*WHAT IS BEING ASKED:*
Gather every line from the entries below that includes "данных".
----
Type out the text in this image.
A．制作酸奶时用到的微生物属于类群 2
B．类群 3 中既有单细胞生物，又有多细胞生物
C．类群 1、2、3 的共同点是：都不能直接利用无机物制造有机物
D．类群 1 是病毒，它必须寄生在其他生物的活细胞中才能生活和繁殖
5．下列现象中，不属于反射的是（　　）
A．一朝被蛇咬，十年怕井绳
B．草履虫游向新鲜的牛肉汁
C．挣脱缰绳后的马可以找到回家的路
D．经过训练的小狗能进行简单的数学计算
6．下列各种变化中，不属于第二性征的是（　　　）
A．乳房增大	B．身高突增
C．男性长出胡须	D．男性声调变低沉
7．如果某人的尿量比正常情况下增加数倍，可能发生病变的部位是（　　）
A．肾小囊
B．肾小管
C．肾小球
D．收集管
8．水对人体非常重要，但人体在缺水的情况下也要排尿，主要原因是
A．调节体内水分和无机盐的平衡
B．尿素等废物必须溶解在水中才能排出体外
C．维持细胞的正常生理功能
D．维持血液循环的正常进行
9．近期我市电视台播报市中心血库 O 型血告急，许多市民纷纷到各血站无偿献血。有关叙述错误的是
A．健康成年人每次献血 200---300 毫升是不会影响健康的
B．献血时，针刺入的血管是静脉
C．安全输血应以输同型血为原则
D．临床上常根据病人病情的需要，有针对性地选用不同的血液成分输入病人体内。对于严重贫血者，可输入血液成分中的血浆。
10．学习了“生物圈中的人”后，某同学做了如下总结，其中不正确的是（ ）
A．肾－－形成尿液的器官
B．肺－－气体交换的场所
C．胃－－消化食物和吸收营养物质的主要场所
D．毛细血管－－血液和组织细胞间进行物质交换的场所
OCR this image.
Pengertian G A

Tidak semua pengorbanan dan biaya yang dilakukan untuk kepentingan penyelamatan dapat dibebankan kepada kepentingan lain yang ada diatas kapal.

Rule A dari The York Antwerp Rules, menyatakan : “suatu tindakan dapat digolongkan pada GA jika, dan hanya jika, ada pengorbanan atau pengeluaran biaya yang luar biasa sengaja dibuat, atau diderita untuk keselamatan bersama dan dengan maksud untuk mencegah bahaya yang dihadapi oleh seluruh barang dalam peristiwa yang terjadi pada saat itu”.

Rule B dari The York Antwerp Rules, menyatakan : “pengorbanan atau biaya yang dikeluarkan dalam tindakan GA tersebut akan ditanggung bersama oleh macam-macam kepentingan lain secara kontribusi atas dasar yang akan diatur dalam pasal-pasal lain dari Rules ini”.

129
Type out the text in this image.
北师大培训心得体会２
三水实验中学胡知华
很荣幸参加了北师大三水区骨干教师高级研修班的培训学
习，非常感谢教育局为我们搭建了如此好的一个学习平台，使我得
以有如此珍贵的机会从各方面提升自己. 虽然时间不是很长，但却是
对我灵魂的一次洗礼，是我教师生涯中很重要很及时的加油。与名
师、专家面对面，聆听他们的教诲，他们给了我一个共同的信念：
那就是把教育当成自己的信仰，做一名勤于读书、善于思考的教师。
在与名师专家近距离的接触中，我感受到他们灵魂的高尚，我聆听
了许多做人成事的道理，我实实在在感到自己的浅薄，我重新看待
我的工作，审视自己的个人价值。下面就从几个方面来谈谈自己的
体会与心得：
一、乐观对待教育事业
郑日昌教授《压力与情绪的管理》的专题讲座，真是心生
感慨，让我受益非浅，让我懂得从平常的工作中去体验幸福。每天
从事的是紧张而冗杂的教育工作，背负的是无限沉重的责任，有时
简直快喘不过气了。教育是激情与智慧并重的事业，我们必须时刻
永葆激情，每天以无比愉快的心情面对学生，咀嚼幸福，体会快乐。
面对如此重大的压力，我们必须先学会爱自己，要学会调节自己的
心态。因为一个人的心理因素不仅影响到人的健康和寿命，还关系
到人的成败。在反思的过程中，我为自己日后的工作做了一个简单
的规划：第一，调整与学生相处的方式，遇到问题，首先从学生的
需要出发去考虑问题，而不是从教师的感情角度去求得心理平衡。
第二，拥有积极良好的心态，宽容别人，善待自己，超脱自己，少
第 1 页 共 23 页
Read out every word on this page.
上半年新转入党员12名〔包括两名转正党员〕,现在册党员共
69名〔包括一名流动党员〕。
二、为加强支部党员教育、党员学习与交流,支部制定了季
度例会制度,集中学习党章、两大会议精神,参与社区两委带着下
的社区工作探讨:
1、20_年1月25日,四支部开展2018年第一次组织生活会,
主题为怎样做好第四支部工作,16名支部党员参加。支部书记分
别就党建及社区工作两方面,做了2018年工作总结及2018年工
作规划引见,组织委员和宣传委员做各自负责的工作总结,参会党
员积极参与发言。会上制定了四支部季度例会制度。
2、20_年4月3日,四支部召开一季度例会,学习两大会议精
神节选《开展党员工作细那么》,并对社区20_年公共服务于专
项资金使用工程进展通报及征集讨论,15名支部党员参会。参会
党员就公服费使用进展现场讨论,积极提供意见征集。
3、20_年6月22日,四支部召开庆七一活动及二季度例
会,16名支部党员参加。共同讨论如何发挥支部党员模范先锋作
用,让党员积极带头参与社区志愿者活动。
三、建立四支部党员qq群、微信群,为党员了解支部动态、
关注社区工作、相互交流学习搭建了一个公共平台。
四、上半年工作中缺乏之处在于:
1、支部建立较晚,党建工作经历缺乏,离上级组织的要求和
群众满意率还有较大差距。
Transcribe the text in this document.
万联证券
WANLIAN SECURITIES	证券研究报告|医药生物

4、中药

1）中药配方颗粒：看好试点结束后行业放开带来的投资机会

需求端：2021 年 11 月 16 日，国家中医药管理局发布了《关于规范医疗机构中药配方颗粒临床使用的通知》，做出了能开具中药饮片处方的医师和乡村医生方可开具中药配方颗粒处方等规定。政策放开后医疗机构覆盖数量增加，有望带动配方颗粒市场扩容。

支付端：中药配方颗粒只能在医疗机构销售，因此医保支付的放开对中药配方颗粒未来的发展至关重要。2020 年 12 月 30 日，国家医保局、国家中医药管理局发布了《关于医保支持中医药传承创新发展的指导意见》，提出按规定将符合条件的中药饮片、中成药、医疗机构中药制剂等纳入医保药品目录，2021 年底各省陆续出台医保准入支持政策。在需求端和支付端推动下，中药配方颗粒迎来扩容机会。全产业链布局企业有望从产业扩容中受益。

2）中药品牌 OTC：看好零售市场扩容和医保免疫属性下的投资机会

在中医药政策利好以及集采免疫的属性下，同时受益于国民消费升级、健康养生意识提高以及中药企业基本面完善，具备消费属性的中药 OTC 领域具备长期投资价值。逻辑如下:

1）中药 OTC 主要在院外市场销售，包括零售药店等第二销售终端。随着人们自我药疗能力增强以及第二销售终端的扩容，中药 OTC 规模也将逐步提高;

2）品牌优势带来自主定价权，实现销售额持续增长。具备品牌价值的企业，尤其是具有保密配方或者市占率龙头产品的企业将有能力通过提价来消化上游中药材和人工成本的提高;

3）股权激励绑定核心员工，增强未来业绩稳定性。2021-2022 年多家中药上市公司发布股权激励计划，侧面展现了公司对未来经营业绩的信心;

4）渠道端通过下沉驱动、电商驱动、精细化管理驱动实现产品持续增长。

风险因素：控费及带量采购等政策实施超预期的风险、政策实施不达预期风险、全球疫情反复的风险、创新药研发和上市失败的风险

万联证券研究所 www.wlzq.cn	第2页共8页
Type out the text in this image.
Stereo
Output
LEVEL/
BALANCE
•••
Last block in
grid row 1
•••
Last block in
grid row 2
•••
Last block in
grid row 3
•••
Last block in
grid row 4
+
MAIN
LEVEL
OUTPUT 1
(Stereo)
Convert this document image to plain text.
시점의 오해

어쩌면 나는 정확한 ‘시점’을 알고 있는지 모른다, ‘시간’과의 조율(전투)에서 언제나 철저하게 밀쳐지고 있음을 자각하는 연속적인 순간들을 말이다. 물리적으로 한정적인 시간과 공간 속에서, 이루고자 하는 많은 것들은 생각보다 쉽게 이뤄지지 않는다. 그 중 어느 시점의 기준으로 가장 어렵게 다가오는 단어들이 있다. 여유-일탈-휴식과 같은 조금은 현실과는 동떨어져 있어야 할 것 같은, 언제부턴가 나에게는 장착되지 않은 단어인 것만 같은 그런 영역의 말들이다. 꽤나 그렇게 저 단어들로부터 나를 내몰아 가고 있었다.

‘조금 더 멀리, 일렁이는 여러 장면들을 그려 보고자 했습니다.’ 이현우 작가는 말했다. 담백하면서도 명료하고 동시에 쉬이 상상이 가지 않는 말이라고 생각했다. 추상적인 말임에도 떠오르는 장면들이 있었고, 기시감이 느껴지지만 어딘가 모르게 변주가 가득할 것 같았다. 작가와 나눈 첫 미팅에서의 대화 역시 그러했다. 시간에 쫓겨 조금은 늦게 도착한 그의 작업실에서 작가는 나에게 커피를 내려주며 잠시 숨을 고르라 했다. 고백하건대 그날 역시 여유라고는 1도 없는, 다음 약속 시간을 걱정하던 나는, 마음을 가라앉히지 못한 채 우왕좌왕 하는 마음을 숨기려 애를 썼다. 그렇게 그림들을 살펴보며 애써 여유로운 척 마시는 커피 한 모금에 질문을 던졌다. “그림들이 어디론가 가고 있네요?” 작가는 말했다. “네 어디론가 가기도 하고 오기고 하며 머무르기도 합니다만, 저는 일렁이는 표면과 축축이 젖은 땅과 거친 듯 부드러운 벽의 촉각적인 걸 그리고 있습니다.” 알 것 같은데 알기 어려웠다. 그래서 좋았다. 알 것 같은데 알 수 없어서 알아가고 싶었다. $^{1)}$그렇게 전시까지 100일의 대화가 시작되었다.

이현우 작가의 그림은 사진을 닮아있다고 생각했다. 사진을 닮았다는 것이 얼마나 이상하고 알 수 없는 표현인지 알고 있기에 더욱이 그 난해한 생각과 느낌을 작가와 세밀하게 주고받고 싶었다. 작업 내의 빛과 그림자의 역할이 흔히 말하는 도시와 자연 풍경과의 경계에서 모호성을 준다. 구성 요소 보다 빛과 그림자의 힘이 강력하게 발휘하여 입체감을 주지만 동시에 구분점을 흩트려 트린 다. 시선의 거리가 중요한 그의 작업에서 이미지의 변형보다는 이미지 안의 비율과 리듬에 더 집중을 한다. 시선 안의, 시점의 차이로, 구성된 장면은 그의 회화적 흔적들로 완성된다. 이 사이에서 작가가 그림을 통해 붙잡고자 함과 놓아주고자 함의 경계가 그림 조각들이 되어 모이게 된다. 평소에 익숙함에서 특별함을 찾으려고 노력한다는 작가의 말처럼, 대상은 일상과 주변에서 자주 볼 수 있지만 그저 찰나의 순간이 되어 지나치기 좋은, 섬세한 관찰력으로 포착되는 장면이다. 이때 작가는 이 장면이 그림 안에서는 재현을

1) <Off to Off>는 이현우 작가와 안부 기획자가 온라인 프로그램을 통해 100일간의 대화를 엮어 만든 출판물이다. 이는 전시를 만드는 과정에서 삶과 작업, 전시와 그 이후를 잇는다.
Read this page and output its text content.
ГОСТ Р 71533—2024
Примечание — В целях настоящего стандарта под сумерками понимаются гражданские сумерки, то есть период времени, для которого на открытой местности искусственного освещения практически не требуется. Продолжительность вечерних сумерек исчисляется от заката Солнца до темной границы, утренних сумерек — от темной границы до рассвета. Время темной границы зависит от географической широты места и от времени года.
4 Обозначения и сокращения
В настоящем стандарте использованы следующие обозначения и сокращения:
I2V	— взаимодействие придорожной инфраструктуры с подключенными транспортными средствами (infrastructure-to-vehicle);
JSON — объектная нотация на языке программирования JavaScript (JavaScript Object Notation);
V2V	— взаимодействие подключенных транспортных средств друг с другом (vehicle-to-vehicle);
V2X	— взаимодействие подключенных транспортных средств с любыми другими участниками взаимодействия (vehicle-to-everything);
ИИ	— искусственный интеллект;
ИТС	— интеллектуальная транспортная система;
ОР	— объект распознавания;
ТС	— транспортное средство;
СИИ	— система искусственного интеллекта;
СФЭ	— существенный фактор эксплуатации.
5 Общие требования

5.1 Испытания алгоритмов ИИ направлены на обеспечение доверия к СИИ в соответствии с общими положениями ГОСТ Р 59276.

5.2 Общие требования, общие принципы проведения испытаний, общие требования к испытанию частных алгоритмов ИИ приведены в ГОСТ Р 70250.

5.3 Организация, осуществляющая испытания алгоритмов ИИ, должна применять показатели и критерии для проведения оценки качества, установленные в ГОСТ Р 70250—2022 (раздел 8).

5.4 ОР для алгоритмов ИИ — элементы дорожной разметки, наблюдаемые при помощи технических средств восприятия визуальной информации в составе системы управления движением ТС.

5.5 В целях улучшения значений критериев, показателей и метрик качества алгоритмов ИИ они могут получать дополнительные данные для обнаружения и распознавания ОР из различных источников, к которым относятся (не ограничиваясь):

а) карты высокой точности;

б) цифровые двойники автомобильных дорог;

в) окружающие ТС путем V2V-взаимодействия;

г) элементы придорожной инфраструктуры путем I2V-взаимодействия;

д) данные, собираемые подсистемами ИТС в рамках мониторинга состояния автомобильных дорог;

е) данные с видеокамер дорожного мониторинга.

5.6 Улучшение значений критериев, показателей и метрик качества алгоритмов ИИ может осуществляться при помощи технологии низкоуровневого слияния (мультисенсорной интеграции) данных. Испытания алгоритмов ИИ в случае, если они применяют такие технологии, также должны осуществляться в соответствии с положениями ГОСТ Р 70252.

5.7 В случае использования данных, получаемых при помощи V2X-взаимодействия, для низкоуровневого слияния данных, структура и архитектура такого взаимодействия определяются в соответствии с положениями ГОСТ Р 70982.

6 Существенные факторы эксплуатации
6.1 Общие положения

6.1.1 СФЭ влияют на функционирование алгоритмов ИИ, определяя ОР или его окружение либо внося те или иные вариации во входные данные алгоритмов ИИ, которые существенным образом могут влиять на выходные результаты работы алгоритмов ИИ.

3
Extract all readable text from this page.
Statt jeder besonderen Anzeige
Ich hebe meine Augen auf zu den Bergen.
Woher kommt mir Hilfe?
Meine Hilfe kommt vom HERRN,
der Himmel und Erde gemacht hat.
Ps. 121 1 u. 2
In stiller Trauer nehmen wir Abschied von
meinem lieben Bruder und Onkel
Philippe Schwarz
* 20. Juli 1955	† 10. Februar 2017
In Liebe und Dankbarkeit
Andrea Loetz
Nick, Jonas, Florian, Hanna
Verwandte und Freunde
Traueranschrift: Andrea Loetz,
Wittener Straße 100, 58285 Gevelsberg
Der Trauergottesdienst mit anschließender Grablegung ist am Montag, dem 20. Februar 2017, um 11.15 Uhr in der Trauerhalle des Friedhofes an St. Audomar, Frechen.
----
*TASK ANSWER:*
5.6 Улучшение значений критериев, показателей и метрик качества алгоритмов ИИ может осуществляться при помощи технологии низкоуровневого слияния (мультисенсорной интеграции) данных. Испытания алгоритмов ИИ в случае, если они применяют такие технологии, также должны осуществляться в соответствии с положениями ГОСТ Р 70252.
5.7 В случае использования данных, получаемых при помощи V2X-взаимодействия, для низкоуровневого слияния данных, структура и архитектура такого взаимодействия определяются в соответствии с положениями ГОСТ Р 70982.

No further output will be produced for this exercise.